Entries from a dataset:
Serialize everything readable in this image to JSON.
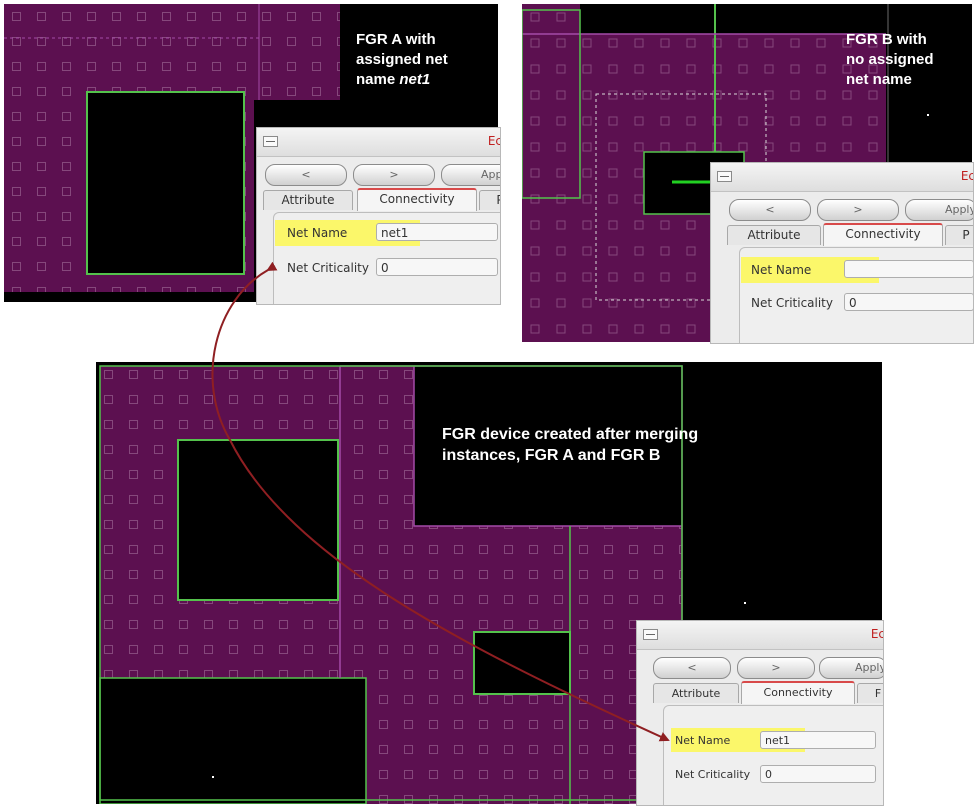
{
  "colors": {
    "canvas": "#000000",
    "fill": "#5c1050",
    "grid": "#86487c",
    "outline": "#54c24c",
    "boundary": "#a44aa8",
    "arrow": "#8f1f22",
    "highlight": "#fbf76a",
    "title": "#c02020"
  },
  "icons": [
    "window-menu-icon",
    "arrow-icon"
  ],
  "panel_a": {
    "caption_line1": "FGR A with",
    "caption_line2": "assigned net",
    "caption_line3_prefix": "name ",
    "caption_line3_em": "net1"
  },
  "panel_b": {
    "caption_line1": "FGR B with",
    "caption_line2": "no assigned",
    "caption_line3": "net name"
  },
  "panel_c": {
    "caption_line1": "FGR device created after merging",
    "caption_line2": "instances, FGR A and FGR B"
  },
  "dialogs": [
    {
      "title": "Ec",
      "prev_label": "<",
      "next_label": ">",
      "apply_label": "Apply",
      "tab_attribute": "Attribute",
      "tab_connectivity": "Connectivity",
      "tab_third": "P",
      "net_name_label": "Net Name",
      "net_name_value": "net1",
      "net_criticality_label": "Net Criticality",
      "net_criticality_value": "0"
    },
    {
      "title": "Ec",
      "prev_label": "<",
      "next_label": ">",
      "apply_label": "Apply",
      "tab_attribute": "Attribute",
      "tab_connectivity": "Connectivity",
      "tab_third": "P",
      "net_name_label": "Net Name",
      "net_name_value": "",
      "net_criticality_label": "Net Criticality",
      "net_criticality_value": "0"
    },
    {
      "title": "Ec",
      "prev_label": "<",
      "next_label": ">",
      "apply_label": "Apply",
      "tab_attribute": "Attribute",
      "tab_connectivity": "Connectivity",
      "tab_third": "F",
      "net_name_label": "Net Name",
      "net_name_value": "net1",
      "net_criticality_label": "Net Criticality",
      "net_criticality_value": "0"
    }
  ]
}
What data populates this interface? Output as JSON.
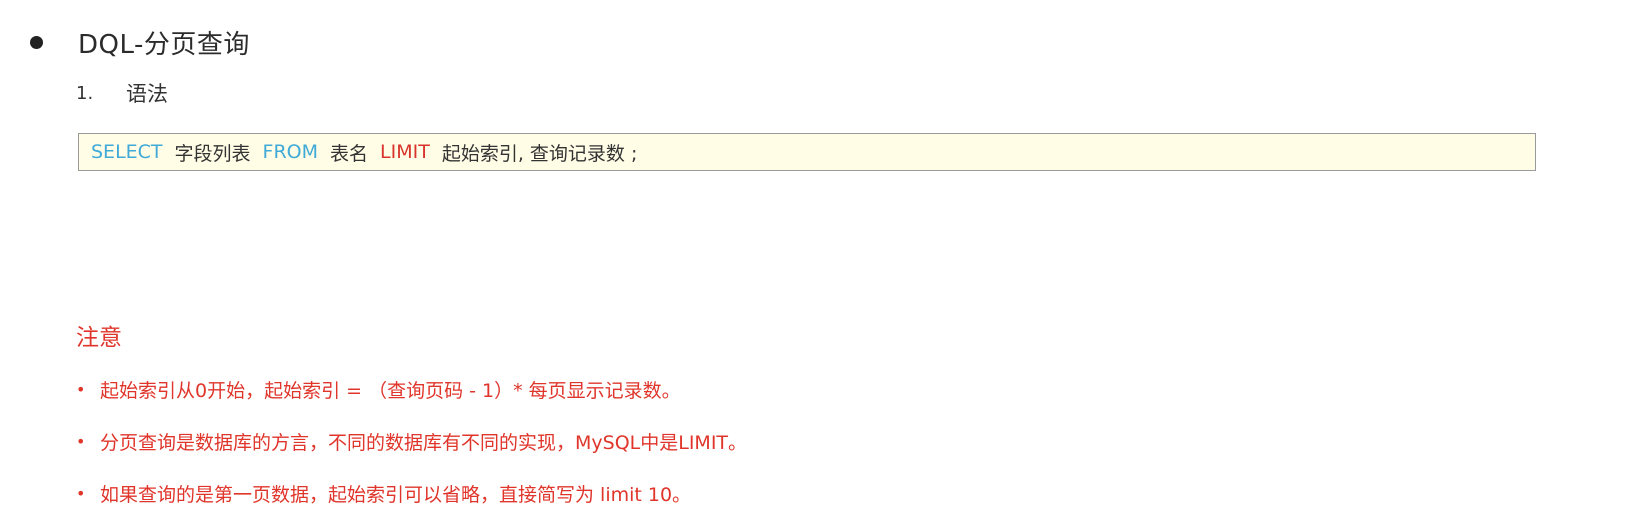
{
  "heading": {
    "bullet": "●",
    "title": "DQL-分页查询"
  },
  "step": {
    "number": "1.",
    "label": "语法"
  },
  "code": {
    "select_kw": "SELECT",
    "fields": "字段列表",
    "from_kw": "FROM",
    "table": "表名",
    "limit_kw": "LIMIT",
    "args": "起始索引, 查询记录数 ;",
    "colors": {
      "keyword_blue": "#3fa9d8",
      "keyword_red": "#d9342b",
      "box_background": "#fffde6"
    }
  },
  "note": {
    "title": "注意",
    "bullet": "•",
    "items": [
      "起始索引从0开始，起始索引 = （查询页码 - 1）* 每页显示记录数。",
      "分页查询是数据库的方言，不同的数据库有不同的实现，MySQL中是LIMIT。",
      "如果查询的是第一页数据，起始索引可以省略，直接简写为 limit 10。"
    ],
    "color": "#e0352b"
  }
}
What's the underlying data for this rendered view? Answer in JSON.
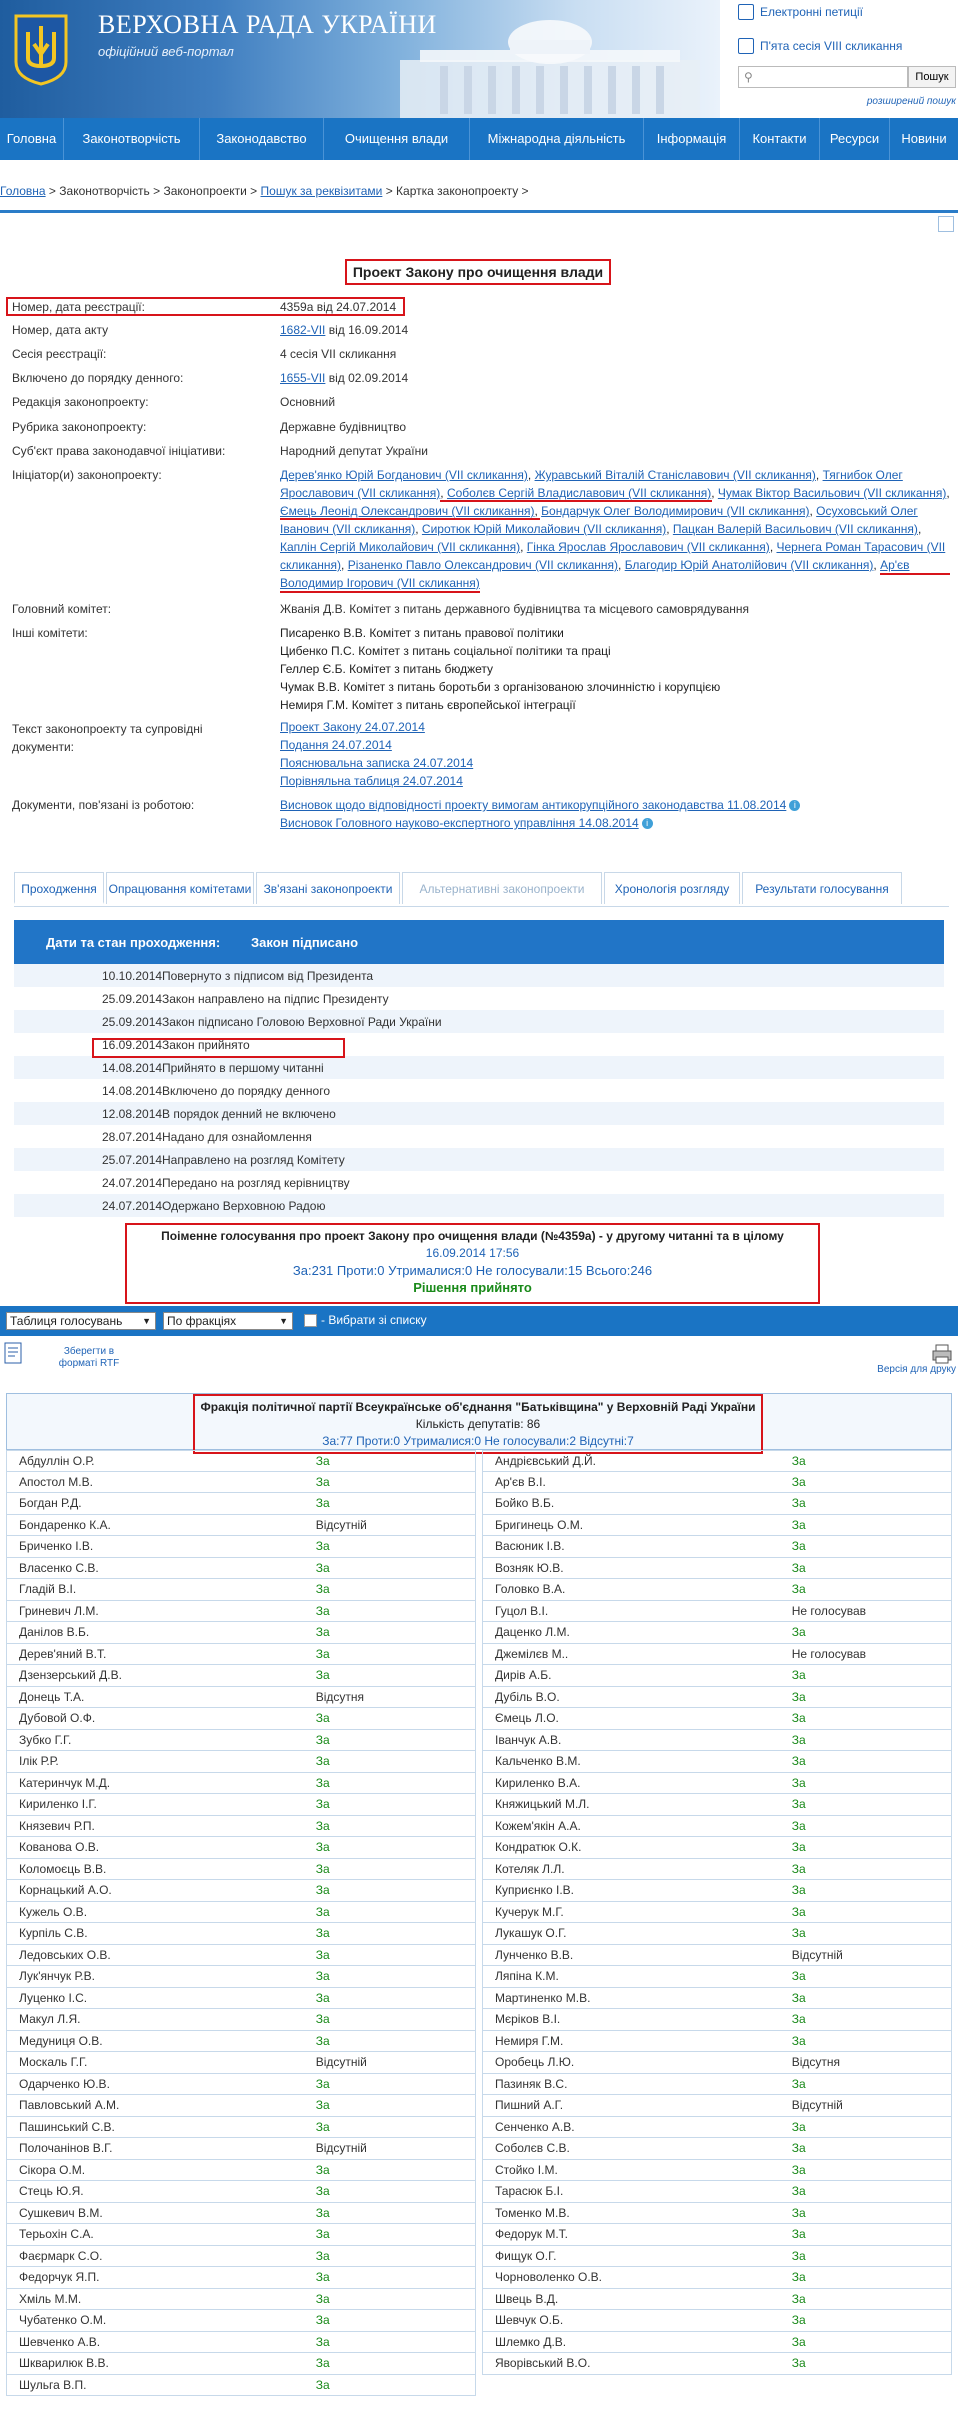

▶ Goal
Repeat every record precisely. Any picture among them stays out of the copy.

▶ Complete output
Serialize everything readable in this image to JSON.
{
  "colors": {
    "canvas": "#000000",
    "fill": "#5c1050",
    "grid": "#86487c",
    "outline": "#54c24c",
    "boundary": "#a44aa8",
    "arrow": "#8f1f22",
    "highlight": "#fbf76a",
    "title": "#c02020"
  },
  "icons": [
    "window-menu-icon",
    "arrow-icon"
  ],
  "panel_a": {
    "caption_line1": "FGR A with",
    "caption_line2": "assigned net",
    "caption_line3_prefix": "name ",
    "caption_line3_em": "net1"
  },
  "panel_b": {
    "caption_line1": "FGR B with",
    "caption_line2": "no assigned",
    "caption_line3": "net name"
  },
  "panel_c": {
    "caption_line1": "FGR device created after merging",
    "caption_line2": "instances, FGR A and FGR B"
  },
  "dialogs": [
    {
      "title": "Ec",
      "prev_label": "<",
      "next_label": ">",
      "apply_label": "Apply",
      "tab_attribute": "Attribute",
      "tab_connectivity": "Connectivity",
      "tab_third": "P",
      "net_name_label": "Net Name",
      "net_name_value": "net1",
      "net_criticality_label": "Net Criticality",
      "net_criticality_value": "0"
    },
    {
      "title": "Ec",
      "prev_label": "<",
      "next_label": ">",
      "apply_label": "Apply",
      "tab_attribute": "Attribute",
      "tab_connectivity": "Connectivity",
      "tab_third": "P",
      "net_name_label": "Net Name",
      "net_name_value": "",
      "net_criticality_label": "Net Criticality",
      "net_criticality_value": "0"
    },
    {
      "title": "Ec",
      "prev_label": "<",
      "next_label": ">",
      "apply_label": "Apply",
      "tab_attribute": "Attribute",
      "tab_connectivity": "Connectivity",
      "tab_third": "F",
      "net_name_label": "Net Name",
      "net_name_value": "net1",
      "net_criticality_label": "Net Criticality",
      "net_criticality_value": "0"
    }
  ]
}
What data populates this interface? Output as JSON.
{
  "heading": {
    "bullet": "●",
    "title": "DQL-分页查询"
  },
  "step": {
    "number": "1.",
    "label": "语法"
  },
  "code": {
    "select_kw": "SELECT",
    "fields": "字段列表",
    "from_kw": "FROM",
    "table": "表名",
    "limit_kw": "LIMIT",
    "args": "起始索引, 查询记录数 ;",
    "colors": {
      "keyword_blue": "#3fa9d8",
      "keyword_red": "#d9342b",
      "box_background": "#fffde6"
    }
  },
  "note": {
    "title": "注意",
    "bullet": "•",
    "items": [
      "起始索引从0开始，起始索引 = （查询页码 - 1）* 每页显示记录数。",
      "分页查询是数据库的方言，不同的数据库有不同的实现，MySQL中是LIMIT。",
      "如果查询的是第一页数据，起始索引可以省略，直接简写为 limit 10。"
    ],
    "color": "#e0352b"
  }
}
What's the underlying data for this rendered view? Answer in JSON.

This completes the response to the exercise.